Written task: Where a line contains the string "What", copy that line.

Stored records:
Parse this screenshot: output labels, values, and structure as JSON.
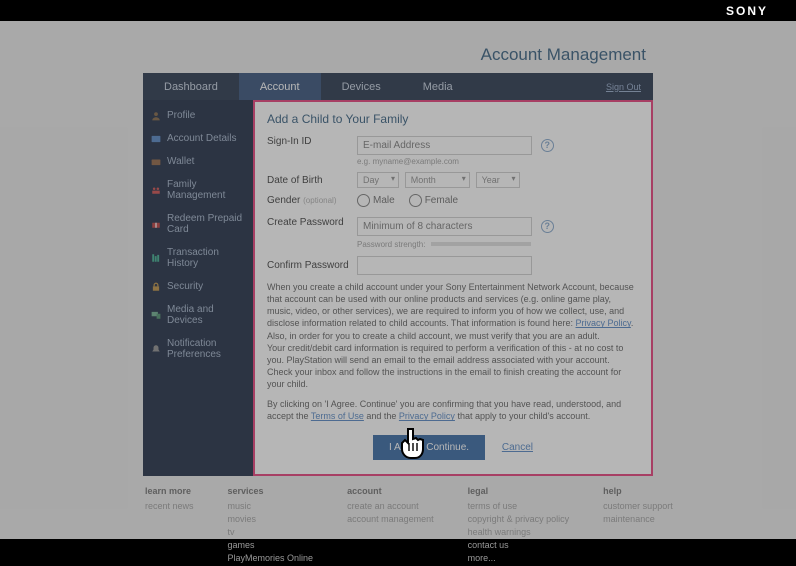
{
  "brand": "SONY",
  "header": {
    "title": "Account Management"
  },
  "tabs": [
    {
      "label": "Dashboard"
    },
    {
      "label": "Account"
    },
    {
      "label": "Devices"
    },
    {
      "label": "Media"
    }
  ],
  "signout": "Sign Out",
  "sidebar": {
    "items": [
      {
        "label": "Profile",
        "icon": "user-icon"
      },
      {
        "label": "Account Details",
        "icon": "card-icon"
      },
      {
        "label": "Wallet",
        "icon": "wallet-icon"
      },
      {
        "label": "Family Management",
        "icon": "family-icon"
      },
      {
        "label": "Redeem Prepaid Card",
        "icon": "gift-icon"
      },
      {
        "label": "Transaction History",
        "icon": "history-icon"
      },
      {
        "label": "Security",
        "icon": "lock-icon"
      },
      {
        "label": "Media and Devices",
        "icon": "devices-icon"
      },
      {
        "label": "Notification Preferences",
        "icon": "bell-icon"
      }
    ]
  },
  "main": {
    "heading": "Add a Child to Your Family",
    "signin_id_label": "Sign-In ID",
    "signin_id_placeholder": "E-mail Address",
    "signin_id_hint": "e.g. myname@example.com",
    "dob_label": "Date of Birth",
    "dob_day": "Day",
    "dob_month": "Month",
    "dob_year": "Year",
    "gender_label": "Gender",
    "gender_optional": "(optional)",
    "gender_male": "Male",
    "gender_female": "Female",
    "create_pw_label": "Create Password",
    "create_pw_placeholder": "Minimum of 8 characters",
    "pw_strength_label": "Password strength:",
    "confirm_pw_label": "Confirm Password",
    "info_text_1a": "When you create a child account under your Sony Entertainment Network Account, because that account can be used with our online products and services (e.g. online game play, music, video, or other services), we are required to inform you of how we collect, use, and disclose information related to child accounts. That information is found here: ",
    "info_link_privacy": "Privacy Policy",
    "info_text_1b": ".",
    "info_text_2": "Also, in order for you to create a child account, we must verify that you are an adult.",
    "info_text_3": "Your credit/debit card information is required to perform a verification of this - at no cost to you. PlayStation will send an email to the email address associated with your account.",
    "info_text_4": "Check your inbox and follow the instructions in the email to finish creating the account for your child.",
    "info_text_5a": "By clicking on 'I Agree. Continue' you are confirming that you have read, understood, and accept the ",
    "info_link_terms": "Terms of Use",
    "info_text_5b": " and the ",
    "info_text_5c": " that apply to your child's account.",
    "agree_btn": "I Agree. Continue.",
    "cancel": "Cancel"
  },
  "footer": {
    "cols": [
      {
        "title": "learn more",
        "links": [
          "recent news"
        ]
      },
      {
        "title": "services",
        "links": [
          "music",
          "movies",
          "tv",
          "games",
          "PlayMemories Online"
        ]
      },
      {
        "title": "account",
        "links": [
          "create an account",
          "account management"
        ]
      },
      {
        "title": "legal",
        "links": [
          "terms of use",
          "copyright & privacy policy",
          "health warnings",
          "contact us",
          "more..."
        ]
      },
      {
        "title": "help",
        "links": [
          "customer support",
          "maintenance"
        ]
      }
    ]
  }
}
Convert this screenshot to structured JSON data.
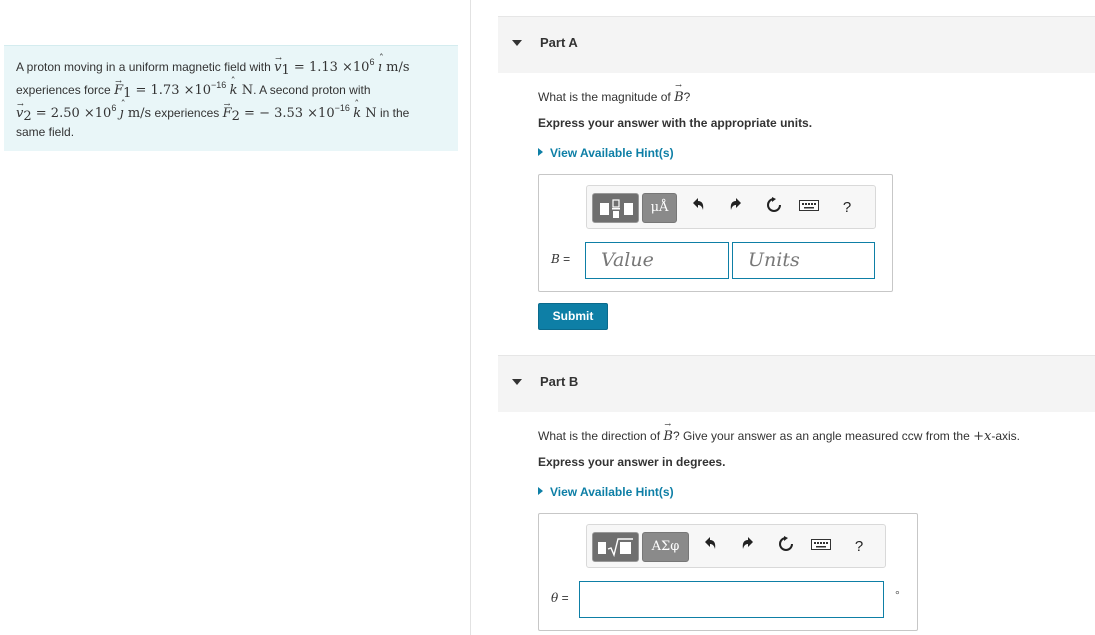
{
  "problem": {
    "intro": "A proton moving in a uniform magnetic field with ",
    "v1_sym": "v",
    "v1_sub": "1",
    "v1_eq": " = 1.13 ×10",
    "v1_exp": "6",
    "v1_unit_vec": "ı",
    "v1_unit": " m/s",
    "l2_a": "experiences force ",
    "f1_sym": "F",
    "f1_sub": "1",
    "f1_eq": " = 1.73 ×10",
    "f1_exp": "−16",
    "f1_unit_vec": "k",
    "f1_unit": " N",
    "l2_b": ". A second proton with",
    "v2_sym": "v",
    "v2_sub": "2",
    "v2_eq": " = 2.50 ×10",
    "v2_exp": "6",
    "v2_unit_vec": "ȷ",
    "v2_unit": " m/s",
    "l3_a": " experiences ",
    "f2_sym": "F",
    "f2_sub": "2",
    "f2_eq": " = − 3.53 ×10",
    "f2_exp": "−16",
    "f2_unit_vec": "k",
    "f2_unit": " N",
    "l3_b": " in the",
    "l4": "same field."
  },
  "partA": {
    "title": "Part A",
    "question_pre": "What is the magnitude of ",
    "question_sym": "B",
    "question_post": "?",
    "instruction": "Express your answer with the appropriate units.",
    "hint": "View Available Hint(s)",
    "toolbar": {
      "units_btn": "μÅ",
      "help": "?"
    },
    "field_label_sym": "B",
    "field_label_eq": " =",
    "value_placeholder": "Value",
    "units_placeholder": "Units",
    "submit": "Submit"
  },
  "partB": {
    "title": "Part B",
    "question_pre": "What is the direction of ",
    "question_sym": "B",
    "question_mid": "? Give your answer as an angle measured ccw from the ",
    "question_axis": "+x",
    "question_post": "-axis.",
    "instruction": "Express your answer in degrees.",
    "hint": "View Available Hint(s)",
    "toolbar": {
      "greek_btn": "ΑΣφ",
      "help": "?"
    },
    "field_label_sym": "θ",
    "field_label_eq": " =",
    "unit_suffix": "°"
  },
  "colors": {
    "accent": "#0e7fa6",
    "problem_bg": "#e9f6f8",
    "header_bg": "#f4f4f4"
  },
  "icons": [
    "undo-icon",
    "redo-icon",
    "reset-icon",
    "keyboard-icon",
    "help-icon",
    "caret-down-icon",
    "caret-right-icon",
    "fraction-template-icon",
    "sqrt-template-icon"
  ]
}
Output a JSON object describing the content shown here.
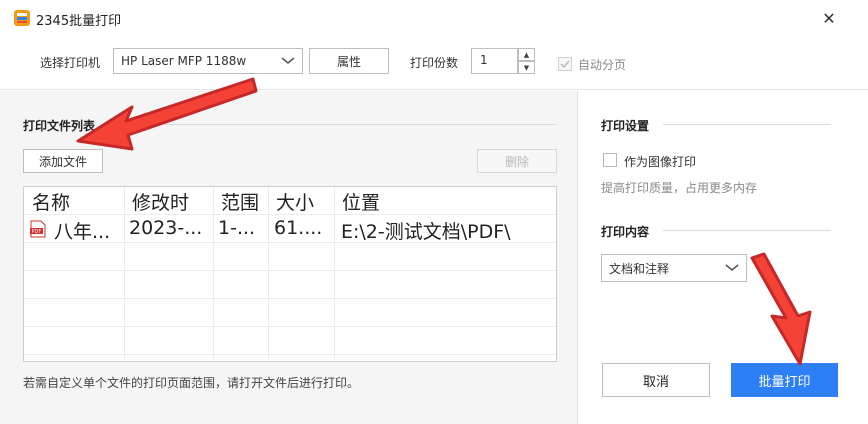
{
  "window": {
    "title": "2345批量打印",
    "close_symbol": "✕",
    "app_icon": "printer-app-icon"
  },
  "toolbar": {
    "printer_label": "选择打印机",
    "printer_value": "HP Laser MFP 1188w",
    "properties_label": "属性",
    "copies_label": "打印份数",
    "copies_value": "1",
    "collate_label": "自动分页",
    "collate_checked": true,
    "collate_disabled": true
  },
  "file_list": {
    "section_title": "打印文件列表",
    "add_button": "添加文件",
    "delete_button": "删除",
    "columns": [
      "名称",
      "修改时",
      "范围",
      "大小",
      "位置"
    ],
    "rows": [
      {
        "icon": "pdf-file-icon",
        "name": "八年...",
        "modified": "2023-...",
        "range": "1-...",
        "size": "61....",
        "location": "E:\\2-测试文档\\PDF\\"
      }
    ],
    "hint": "若需自定义单个文件的打印页面范围，请打开文件后进行打印。"
  },
  "settings": {
    "section_title": "打印设置",
    "as_image_label": "作为图像打印",
    "as_image_checked": false,
    "as_image_hint": "提高打印质量，占用更多内存",
    "content_title": "打印内容",
    "content_value": "文档和注释"
  },
  "actions": {
    "cancel": "取消",
    "batch_print": "批量打印"
  },
  "colors": {
    "accent": "#2d7ff5",
    "arrow": "#e53935"
  }
}
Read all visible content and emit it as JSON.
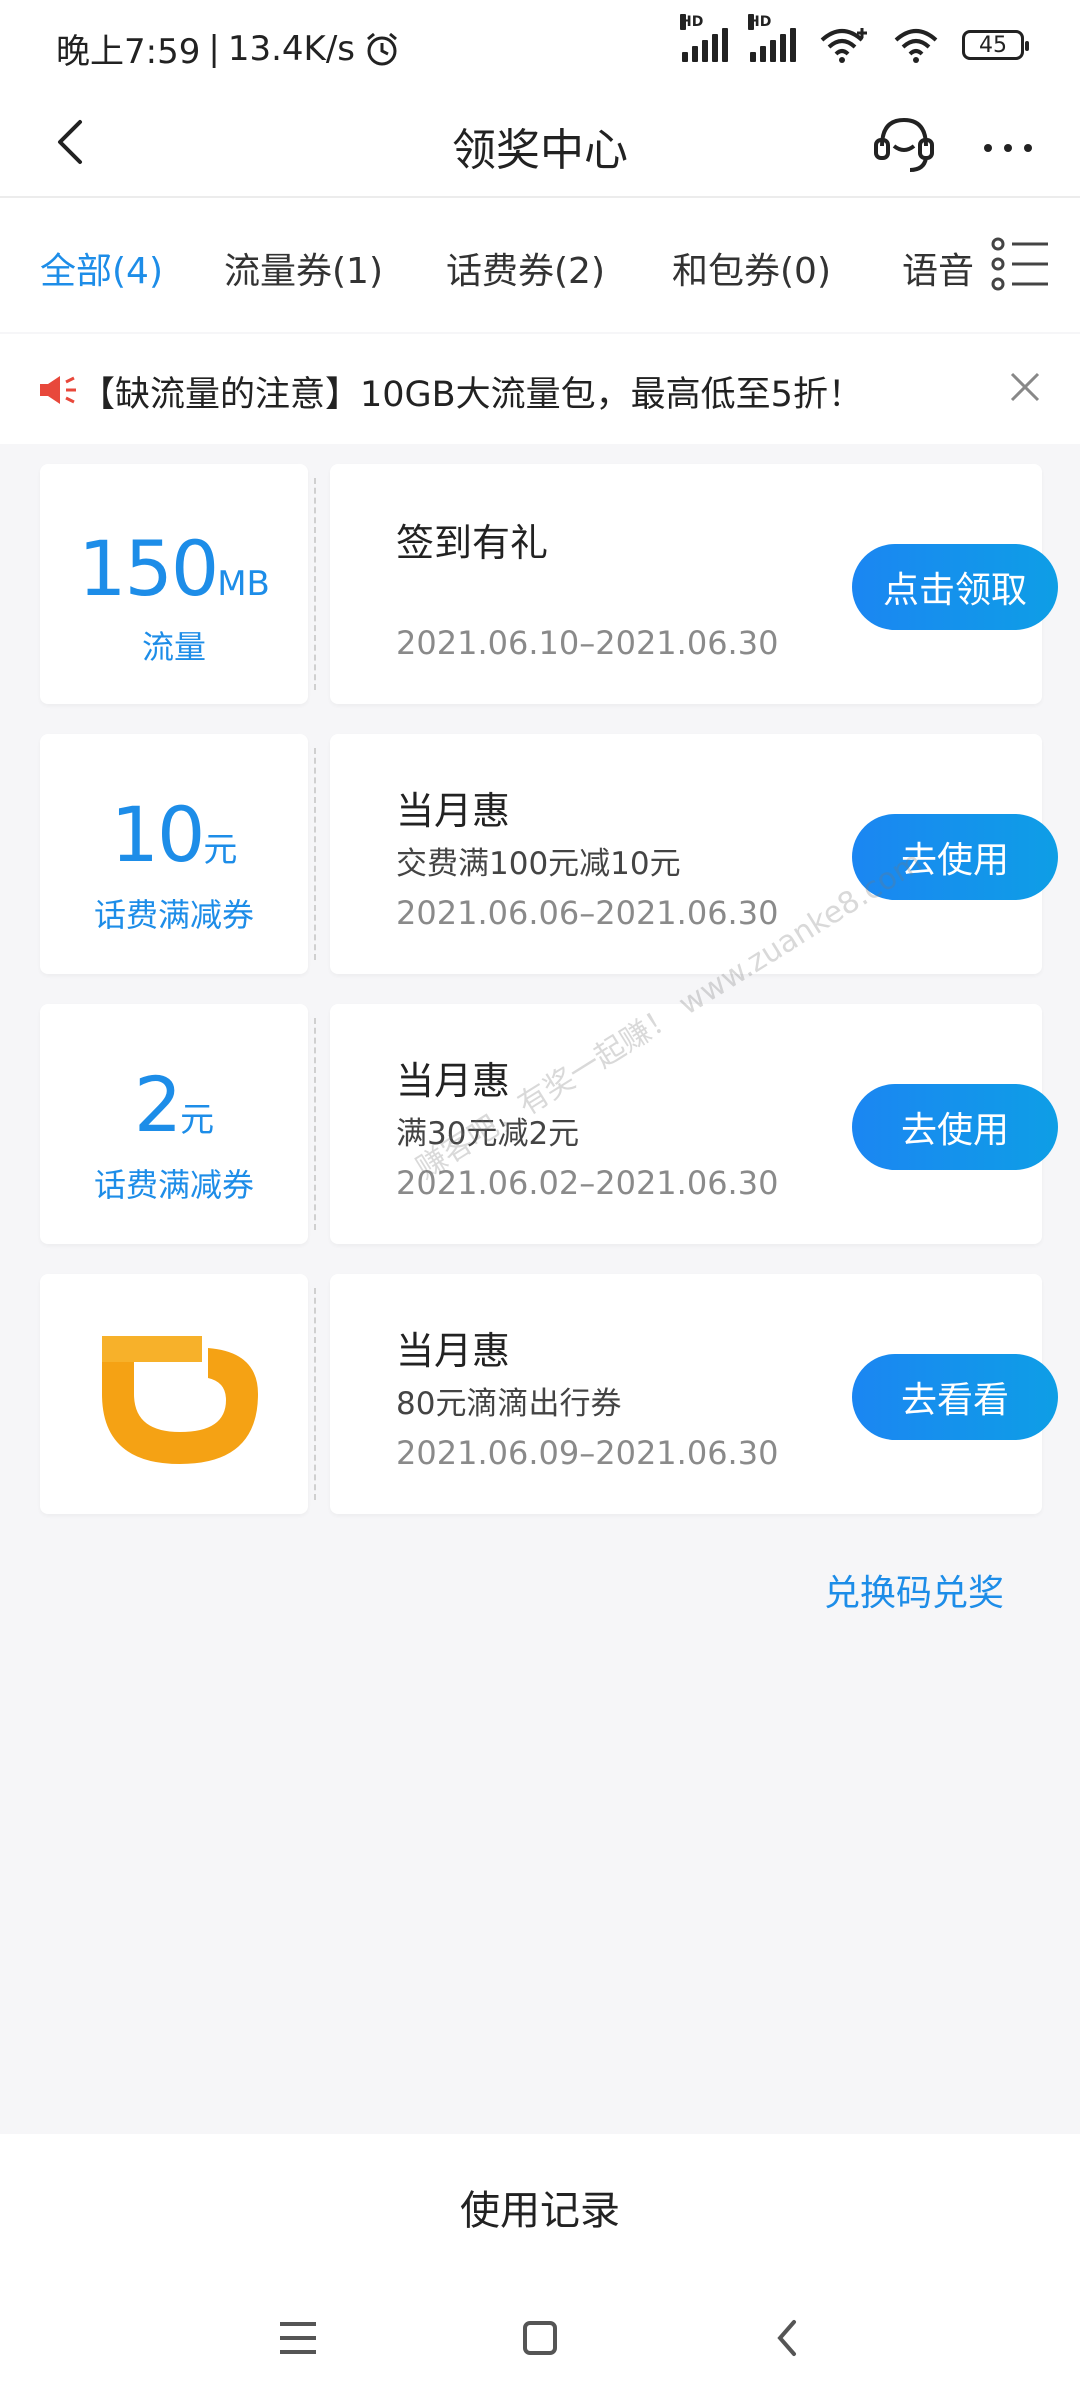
{
  "status_bar": {
    "time": "晚上7:59",
    "speed": "13.4K/s",
    "battery": "45"
  },
  "header": {
    "title": "领奖中心"
  },
  "tabs": [
    {
      "label": "全部(4)",
      "active": true
    },
    {
      "label": "流量券(1)",
      "active": false
    },
    {
      "label": "话费券(2)",
      "active": false
    },
    {
      "label": "和包券(0)",
      "active": false
    },
    {
      "label": "语音",
      "active": false
    }
  ],
  "notice": {
    "text": "【缺流量的注意】10GB大流量包，最高低至5折！"
  },
  "coupons": [
    {
      "amount": "150",
      "unit": "MB",
      "type": "流量",
      "title": "签到有礼",
      "desc": "",
      "date": "2021.06.10–2021.06.30",
      "button": "点击领取"
    },
    {
      "amount": "10",
      "unit": "元",
      "type": "话费满减券",
      "title": "当月惠",
      "desc": "交费满100元减10元",
      "date": "2021.06.06–2021.06.30",
      "button": "去使用"
    },
    {
      "amount": "2",
      "unit": "元",
      "type": "话费满减券",
      "title": "当月惠",
      "desc": "满30元减2元",
      "date": "2021.06.02–2021.06.30",
      "button": "去使用"
    },
    {
      "amount": "",
      "unit": "",
      "type": "",
      "title": "当月惠",
      "desc": "80元滴滴出行券",
      "date": "2021.06.09–2021.06.30",
      "button": "去看看",
      "logo": "didi-logo-icon"
    }
  ],
  "exchange_link": "兑换码兑奖",
  "watermark": "赚客吧，有奖一起赚！ www.zuanke8.com",
  "bottom": {
    "record_label": "使用记录"
  },
  "colors": {
    "accent": "#1d8de8",
    "didi_orange": "#f5a214"
  }
}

Response to this exercise:
    "question_pre": "What is the magnitude of ",
    "question_pre": "What is the direction of ",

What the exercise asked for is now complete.